What you need to do:
Provide nothing but the number of lines containing the string "广晟有色".

Stored records:
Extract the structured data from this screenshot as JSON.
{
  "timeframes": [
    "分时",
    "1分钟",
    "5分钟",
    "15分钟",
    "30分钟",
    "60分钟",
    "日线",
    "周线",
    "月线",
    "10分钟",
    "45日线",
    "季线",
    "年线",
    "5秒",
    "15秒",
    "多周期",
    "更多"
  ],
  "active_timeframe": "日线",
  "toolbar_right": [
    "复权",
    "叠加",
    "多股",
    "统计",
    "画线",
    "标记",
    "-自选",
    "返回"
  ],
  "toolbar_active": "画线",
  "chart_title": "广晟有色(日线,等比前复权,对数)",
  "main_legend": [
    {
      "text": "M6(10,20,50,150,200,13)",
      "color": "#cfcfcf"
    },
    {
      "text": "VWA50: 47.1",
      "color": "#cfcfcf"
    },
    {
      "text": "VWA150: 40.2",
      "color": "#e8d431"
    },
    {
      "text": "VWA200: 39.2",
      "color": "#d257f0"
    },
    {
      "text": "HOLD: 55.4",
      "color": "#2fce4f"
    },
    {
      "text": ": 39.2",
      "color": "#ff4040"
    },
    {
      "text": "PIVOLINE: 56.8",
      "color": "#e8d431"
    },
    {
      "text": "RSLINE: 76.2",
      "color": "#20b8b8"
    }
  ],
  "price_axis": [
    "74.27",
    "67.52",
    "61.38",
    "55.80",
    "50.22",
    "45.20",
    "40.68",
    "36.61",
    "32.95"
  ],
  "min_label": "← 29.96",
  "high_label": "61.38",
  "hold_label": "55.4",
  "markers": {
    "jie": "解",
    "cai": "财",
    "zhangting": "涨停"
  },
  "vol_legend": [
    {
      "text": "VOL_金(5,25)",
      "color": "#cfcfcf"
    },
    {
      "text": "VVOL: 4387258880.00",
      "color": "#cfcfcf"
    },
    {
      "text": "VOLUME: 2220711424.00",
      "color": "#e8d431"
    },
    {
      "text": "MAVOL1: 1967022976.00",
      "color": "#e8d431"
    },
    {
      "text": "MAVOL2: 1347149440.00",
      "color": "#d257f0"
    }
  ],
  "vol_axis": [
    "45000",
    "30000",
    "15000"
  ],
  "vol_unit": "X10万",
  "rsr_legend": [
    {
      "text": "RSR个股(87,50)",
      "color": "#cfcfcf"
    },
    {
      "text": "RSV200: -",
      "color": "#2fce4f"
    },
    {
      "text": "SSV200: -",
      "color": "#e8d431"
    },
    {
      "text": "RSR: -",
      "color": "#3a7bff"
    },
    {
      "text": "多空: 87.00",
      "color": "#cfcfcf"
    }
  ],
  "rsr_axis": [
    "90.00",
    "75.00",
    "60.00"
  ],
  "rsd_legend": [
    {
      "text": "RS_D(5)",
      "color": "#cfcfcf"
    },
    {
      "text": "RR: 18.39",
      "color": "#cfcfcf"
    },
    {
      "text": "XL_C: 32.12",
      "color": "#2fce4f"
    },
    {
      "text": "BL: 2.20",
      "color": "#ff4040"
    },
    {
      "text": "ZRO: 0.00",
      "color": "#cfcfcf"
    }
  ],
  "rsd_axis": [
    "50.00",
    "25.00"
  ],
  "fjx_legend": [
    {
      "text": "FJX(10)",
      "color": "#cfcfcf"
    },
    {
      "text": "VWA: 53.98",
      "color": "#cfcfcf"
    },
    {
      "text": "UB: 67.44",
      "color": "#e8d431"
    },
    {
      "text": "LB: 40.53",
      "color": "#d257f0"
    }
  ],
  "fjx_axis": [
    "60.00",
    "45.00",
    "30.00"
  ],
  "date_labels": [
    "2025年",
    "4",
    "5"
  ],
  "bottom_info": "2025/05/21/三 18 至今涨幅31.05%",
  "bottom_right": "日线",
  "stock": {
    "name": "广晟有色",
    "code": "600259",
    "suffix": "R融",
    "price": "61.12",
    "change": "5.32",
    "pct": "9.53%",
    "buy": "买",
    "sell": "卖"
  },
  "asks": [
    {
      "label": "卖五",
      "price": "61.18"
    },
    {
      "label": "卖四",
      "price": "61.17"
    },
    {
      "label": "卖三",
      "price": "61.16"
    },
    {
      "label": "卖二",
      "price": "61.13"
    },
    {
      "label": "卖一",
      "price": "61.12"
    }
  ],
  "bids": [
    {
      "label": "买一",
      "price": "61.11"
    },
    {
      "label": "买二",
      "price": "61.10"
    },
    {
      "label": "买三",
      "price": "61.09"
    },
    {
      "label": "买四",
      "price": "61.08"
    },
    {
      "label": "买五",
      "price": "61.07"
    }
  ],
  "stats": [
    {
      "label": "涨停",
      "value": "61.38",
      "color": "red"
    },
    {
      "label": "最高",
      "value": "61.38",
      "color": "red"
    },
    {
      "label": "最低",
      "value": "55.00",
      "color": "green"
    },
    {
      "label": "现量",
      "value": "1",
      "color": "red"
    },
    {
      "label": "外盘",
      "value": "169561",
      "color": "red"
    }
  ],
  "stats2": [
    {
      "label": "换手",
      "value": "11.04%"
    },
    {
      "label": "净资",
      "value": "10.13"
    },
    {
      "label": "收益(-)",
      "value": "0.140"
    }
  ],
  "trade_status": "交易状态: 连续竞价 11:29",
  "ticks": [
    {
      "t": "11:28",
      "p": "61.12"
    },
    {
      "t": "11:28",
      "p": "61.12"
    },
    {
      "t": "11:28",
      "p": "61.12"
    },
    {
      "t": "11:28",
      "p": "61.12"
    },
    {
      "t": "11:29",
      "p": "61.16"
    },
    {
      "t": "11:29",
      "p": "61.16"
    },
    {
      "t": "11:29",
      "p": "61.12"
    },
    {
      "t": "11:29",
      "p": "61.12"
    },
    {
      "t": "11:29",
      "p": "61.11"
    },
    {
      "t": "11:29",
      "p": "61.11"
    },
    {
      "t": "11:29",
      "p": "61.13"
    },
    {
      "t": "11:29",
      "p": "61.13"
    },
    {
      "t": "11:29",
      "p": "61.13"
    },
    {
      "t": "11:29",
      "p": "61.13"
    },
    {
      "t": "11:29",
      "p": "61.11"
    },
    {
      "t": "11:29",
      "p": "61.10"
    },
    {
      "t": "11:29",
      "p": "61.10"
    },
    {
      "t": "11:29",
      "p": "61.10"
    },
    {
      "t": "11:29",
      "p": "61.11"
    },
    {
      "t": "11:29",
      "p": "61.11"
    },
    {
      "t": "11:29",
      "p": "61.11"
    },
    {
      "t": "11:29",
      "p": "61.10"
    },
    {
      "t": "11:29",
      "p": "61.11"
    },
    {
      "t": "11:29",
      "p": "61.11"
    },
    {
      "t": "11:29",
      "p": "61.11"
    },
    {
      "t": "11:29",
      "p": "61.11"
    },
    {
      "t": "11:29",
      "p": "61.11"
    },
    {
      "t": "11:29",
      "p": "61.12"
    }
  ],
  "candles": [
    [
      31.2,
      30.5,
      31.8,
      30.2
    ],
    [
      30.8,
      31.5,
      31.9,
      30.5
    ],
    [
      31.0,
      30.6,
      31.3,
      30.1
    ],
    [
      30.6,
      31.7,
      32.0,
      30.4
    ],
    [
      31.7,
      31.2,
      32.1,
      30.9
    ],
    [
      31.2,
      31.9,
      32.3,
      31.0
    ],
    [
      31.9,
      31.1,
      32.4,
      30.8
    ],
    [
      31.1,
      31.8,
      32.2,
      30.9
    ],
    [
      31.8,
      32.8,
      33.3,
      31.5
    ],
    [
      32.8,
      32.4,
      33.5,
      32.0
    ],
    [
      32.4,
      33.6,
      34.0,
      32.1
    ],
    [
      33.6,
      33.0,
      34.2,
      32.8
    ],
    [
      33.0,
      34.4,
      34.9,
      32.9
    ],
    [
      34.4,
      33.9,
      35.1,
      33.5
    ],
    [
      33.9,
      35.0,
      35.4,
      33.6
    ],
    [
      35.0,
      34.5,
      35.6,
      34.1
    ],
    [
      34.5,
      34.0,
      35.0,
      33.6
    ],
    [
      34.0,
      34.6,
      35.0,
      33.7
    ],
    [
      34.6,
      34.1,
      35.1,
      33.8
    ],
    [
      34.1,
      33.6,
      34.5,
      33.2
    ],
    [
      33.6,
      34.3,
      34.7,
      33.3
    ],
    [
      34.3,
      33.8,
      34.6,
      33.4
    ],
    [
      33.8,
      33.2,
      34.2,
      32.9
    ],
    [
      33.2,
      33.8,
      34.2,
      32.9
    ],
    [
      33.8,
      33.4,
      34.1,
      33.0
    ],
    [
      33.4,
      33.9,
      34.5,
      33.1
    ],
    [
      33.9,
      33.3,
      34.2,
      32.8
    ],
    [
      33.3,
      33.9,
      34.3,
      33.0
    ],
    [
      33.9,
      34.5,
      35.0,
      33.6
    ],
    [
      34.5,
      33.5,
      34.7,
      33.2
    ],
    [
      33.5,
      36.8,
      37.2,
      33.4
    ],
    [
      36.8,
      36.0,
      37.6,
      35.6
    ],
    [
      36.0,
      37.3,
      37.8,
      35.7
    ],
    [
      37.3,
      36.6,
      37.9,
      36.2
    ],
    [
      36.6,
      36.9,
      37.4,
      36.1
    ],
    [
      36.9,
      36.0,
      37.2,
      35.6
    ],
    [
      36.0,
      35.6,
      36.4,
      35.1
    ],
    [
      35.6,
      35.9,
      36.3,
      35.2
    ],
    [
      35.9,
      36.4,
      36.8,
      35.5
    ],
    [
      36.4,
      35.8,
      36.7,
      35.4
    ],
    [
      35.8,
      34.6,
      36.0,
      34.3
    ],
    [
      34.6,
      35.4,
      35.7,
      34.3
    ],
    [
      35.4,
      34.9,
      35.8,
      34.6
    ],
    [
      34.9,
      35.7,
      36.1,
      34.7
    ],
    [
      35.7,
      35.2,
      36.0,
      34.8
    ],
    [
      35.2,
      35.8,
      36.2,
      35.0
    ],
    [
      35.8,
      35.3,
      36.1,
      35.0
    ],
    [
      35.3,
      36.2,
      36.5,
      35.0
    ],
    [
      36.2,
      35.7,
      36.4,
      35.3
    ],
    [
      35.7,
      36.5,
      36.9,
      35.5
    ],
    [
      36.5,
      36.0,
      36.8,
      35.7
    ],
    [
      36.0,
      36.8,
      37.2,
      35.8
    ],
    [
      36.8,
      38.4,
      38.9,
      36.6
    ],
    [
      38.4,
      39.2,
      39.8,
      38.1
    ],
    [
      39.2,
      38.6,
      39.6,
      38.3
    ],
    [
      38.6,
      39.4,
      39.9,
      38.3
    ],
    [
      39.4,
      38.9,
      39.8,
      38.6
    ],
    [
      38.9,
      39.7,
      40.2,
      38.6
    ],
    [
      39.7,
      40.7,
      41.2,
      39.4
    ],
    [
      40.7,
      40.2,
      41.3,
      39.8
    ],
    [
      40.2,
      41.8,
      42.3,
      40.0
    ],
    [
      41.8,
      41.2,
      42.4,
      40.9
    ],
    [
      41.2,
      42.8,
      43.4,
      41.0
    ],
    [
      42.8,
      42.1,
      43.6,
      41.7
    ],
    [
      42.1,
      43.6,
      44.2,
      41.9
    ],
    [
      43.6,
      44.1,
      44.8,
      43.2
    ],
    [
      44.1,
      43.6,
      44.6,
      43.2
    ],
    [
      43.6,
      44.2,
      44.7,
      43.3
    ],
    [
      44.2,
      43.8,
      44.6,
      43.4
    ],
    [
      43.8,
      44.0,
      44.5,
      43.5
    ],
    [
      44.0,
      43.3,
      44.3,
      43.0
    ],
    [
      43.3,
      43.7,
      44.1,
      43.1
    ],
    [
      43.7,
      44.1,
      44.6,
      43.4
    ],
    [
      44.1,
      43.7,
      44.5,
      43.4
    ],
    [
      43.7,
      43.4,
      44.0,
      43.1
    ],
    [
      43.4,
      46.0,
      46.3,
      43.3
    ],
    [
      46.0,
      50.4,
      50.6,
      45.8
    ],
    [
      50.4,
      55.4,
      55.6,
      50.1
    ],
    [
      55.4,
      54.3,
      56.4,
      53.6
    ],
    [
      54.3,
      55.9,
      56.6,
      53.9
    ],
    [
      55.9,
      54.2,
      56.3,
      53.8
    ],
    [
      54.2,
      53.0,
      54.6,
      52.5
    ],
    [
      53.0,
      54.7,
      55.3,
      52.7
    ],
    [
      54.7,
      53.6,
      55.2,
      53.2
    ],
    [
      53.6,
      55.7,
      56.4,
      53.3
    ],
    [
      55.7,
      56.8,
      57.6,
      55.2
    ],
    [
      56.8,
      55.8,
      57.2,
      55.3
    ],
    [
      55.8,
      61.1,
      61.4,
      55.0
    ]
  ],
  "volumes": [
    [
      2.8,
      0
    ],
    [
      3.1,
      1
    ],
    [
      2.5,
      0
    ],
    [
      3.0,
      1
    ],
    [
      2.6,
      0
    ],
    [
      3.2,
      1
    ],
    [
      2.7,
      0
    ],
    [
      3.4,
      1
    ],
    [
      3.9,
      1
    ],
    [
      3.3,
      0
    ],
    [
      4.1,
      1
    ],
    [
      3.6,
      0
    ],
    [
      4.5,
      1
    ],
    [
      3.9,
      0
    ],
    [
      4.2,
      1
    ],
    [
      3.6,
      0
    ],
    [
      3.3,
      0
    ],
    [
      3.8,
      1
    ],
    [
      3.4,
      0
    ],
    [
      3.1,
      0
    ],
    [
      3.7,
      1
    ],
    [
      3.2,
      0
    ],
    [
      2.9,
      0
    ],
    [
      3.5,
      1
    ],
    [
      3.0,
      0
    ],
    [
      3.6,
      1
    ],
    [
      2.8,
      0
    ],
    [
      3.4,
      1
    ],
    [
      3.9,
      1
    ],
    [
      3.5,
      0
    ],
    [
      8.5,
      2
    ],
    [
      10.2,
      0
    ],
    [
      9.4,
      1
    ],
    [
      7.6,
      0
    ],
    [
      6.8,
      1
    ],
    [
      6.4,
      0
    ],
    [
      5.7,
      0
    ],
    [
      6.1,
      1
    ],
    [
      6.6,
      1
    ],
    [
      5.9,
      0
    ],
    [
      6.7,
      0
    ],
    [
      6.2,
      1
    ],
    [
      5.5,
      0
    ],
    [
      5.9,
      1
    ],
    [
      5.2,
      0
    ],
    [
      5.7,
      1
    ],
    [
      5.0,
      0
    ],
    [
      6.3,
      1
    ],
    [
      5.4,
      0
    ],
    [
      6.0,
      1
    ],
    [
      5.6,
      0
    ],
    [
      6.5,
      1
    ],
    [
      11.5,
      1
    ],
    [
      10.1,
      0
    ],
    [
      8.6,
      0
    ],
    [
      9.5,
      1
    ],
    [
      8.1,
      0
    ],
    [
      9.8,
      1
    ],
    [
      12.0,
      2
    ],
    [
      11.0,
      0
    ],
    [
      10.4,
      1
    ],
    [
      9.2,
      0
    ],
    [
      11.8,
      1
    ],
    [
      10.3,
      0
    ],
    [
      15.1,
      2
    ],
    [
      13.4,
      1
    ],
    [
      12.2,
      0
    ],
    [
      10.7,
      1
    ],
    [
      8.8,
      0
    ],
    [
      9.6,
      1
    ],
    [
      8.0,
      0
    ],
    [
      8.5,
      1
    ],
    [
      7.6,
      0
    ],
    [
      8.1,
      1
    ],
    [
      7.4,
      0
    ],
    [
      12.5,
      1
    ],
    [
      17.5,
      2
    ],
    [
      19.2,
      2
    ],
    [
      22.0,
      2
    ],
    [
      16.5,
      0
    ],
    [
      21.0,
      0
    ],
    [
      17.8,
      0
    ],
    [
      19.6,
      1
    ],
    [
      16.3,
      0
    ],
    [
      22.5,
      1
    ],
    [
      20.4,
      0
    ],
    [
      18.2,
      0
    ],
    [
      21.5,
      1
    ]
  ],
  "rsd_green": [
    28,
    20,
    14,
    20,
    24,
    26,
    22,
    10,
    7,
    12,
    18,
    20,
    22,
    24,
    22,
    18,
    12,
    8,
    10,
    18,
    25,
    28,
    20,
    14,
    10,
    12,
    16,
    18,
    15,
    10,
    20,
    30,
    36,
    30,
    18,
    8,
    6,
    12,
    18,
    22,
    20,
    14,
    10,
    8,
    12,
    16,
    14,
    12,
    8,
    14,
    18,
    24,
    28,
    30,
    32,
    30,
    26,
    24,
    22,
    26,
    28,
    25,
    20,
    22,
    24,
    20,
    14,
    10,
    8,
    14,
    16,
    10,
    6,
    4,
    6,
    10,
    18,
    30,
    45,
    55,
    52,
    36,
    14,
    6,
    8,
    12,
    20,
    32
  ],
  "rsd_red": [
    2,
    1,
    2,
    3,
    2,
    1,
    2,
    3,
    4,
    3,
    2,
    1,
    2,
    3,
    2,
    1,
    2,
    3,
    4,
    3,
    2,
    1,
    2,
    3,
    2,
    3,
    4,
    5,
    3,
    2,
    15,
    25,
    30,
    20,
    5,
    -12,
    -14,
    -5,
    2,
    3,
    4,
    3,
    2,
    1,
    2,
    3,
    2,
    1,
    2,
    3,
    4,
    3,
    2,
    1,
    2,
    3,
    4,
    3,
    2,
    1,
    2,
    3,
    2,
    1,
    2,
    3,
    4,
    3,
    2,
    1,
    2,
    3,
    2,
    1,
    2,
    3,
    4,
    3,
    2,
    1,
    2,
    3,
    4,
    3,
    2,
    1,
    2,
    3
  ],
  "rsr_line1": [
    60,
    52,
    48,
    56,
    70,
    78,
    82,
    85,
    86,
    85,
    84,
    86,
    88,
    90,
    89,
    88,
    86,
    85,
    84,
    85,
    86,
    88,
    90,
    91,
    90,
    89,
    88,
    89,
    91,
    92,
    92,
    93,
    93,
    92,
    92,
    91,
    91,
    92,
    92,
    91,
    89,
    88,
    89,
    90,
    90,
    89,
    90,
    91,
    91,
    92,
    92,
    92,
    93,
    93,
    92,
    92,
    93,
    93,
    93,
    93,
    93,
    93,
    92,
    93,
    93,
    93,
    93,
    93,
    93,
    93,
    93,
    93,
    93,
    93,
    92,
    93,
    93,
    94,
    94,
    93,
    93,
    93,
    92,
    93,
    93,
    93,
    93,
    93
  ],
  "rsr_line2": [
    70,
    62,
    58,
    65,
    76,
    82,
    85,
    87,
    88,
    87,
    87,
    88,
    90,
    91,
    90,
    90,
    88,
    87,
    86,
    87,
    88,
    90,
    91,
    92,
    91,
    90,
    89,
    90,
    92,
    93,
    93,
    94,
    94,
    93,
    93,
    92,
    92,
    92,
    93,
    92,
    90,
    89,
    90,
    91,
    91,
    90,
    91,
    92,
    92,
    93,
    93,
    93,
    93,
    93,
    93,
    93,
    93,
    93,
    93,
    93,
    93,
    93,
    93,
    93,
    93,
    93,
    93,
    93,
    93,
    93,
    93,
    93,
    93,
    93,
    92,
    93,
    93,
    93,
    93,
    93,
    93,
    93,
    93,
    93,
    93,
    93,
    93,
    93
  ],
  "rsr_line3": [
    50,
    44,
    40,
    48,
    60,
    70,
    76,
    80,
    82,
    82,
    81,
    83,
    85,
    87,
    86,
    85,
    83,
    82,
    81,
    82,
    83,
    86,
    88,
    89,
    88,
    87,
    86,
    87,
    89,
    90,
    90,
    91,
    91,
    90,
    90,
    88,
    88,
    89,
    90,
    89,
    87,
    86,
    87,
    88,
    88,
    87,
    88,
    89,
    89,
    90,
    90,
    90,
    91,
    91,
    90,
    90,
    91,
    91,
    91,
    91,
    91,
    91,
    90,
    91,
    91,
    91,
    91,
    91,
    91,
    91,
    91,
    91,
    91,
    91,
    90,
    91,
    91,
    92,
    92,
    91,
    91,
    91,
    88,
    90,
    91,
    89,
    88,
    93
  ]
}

Answer to this exercise:
2